====== Material provided ======
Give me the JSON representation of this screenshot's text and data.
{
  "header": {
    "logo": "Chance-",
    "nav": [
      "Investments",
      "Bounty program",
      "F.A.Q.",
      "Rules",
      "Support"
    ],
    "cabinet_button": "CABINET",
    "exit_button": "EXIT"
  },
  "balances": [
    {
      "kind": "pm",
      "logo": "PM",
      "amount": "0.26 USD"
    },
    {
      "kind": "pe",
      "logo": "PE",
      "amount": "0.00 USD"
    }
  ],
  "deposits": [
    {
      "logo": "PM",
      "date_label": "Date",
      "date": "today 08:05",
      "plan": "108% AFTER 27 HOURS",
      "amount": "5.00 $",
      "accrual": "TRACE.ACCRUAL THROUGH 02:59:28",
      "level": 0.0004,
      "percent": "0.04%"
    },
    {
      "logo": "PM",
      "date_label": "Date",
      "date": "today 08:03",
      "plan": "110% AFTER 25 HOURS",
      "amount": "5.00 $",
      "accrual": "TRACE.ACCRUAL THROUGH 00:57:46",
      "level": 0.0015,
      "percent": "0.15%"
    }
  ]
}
======
Take the entries above and copy them out exactly.

Output for this exercise:
Give me the JSON representation of this screenshot's text and data.
{
  "header": {
    "logo": "Chance-",
    "nav": [
      "Investments",
      "Bounty program",
      "F.A.Q.",
      "Rules",
      "Support"
    ],
    "cabinet_button": "CABINET",
    "exit_button": "EXIT"
  },
  "balances": [
    {
      "kind": "pm",
      "logo": "PM",
      "amount": "0.26 USD"
    },
    {
      "kind": "pe",
      "logo": "PE",
      "amount": "0.00 USD"
    }
  ],
  "deposits": [
    {
      "logo": "PM",
      "date_label": "Date",
      "date": "today 08:05",
      "plan": "108% AFTER 27 HOURS",
      "amount": "5.00 $",
      "accrual": "TRACE.ACCRUAL THROUGH 02:59:28",
      "level": 0.0004,
      "percent": "0.04%"
    },
    {
      "logo": "PM",
      "date_label": "Date",
      "date": "today 08:03",
      "plan": "110% AFTER 25 HOURS",
      "amount": "5.00 $",
      "accrual": "TRACE.ACCRUAL THROUGH 00:57:46",
      "level": 0.0015,
      "percent": "0.15%"
    }
  ]
}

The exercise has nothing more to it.